#### AIM OF THE TASK
Collect each line of the entries that holds the string "phase".

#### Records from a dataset
<<<<
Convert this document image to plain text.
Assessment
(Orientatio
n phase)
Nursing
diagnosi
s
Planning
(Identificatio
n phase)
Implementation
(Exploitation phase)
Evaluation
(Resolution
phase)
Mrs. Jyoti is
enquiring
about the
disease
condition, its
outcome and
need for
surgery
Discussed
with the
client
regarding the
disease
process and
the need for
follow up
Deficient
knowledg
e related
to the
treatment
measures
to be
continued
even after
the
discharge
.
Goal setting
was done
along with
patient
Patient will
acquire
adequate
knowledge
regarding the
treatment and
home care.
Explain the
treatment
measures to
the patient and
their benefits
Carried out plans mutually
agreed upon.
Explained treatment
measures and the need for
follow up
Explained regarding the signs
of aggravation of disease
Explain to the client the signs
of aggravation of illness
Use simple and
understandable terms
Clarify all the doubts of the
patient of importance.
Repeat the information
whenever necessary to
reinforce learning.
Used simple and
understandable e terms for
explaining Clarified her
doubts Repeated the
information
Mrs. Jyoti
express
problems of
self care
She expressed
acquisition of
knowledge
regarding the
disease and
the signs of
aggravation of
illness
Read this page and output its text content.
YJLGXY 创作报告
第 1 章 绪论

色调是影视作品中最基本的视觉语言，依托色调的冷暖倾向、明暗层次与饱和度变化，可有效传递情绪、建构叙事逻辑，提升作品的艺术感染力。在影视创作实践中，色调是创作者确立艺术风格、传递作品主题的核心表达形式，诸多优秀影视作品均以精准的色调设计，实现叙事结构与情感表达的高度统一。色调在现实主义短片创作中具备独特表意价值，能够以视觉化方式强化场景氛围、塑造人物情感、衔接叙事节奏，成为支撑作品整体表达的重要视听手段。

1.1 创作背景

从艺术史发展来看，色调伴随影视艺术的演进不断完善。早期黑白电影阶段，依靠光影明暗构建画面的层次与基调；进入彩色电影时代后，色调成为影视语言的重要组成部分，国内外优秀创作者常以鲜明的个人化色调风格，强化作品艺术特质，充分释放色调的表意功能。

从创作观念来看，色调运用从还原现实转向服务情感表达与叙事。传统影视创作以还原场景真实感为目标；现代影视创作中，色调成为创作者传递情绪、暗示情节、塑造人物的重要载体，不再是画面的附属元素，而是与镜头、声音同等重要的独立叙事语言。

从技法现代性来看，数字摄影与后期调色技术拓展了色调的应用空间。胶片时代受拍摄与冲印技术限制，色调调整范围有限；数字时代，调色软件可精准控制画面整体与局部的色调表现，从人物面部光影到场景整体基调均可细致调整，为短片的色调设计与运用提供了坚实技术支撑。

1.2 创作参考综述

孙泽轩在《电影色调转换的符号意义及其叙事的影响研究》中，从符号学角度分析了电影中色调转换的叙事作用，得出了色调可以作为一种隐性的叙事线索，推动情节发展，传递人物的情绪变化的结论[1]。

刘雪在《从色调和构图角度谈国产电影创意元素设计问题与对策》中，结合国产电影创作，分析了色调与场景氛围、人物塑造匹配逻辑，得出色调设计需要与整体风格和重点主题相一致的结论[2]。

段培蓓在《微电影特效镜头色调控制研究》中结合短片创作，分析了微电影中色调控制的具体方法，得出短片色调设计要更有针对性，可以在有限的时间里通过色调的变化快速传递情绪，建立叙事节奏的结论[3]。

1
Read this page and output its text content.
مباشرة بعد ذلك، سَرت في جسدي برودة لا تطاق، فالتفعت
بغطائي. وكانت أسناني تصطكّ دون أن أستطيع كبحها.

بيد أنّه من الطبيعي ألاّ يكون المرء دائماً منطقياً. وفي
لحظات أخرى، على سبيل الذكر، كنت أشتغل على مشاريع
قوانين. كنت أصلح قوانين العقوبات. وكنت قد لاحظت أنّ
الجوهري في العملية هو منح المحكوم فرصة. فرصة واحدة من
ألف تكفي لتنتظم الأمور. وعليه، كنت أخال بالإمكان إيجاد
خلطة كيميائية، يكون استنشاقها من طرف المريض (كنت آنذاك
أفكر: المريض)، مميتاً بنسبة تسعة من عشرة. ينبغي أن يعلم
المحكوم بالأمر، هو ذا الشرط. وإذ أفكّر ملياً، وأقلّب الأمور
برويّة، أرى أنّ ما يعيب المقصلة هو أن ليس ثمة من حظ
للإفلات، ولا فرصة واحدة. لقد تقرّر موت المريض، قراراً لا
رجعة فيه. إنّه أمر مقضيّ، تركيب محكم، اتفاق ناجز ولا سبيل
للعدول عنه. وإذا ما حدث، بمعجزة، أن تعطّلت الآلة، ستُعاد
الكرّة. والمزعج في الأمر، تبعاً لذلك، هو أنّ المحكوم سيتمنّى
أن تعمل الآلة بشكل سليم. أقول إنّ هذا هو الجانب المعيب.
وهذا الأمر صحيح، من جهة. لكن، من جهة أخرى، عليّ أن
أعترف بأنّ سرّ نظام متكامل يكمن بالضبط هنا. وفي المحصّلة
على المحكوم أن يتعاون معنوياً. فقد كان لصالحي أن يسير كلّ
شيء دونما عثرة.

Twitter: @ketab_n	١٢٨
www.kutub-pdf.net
>>>>
#### RESULT OF THIS EXERCISE
n phase)
n phase)
(Exploitation phase)
phase)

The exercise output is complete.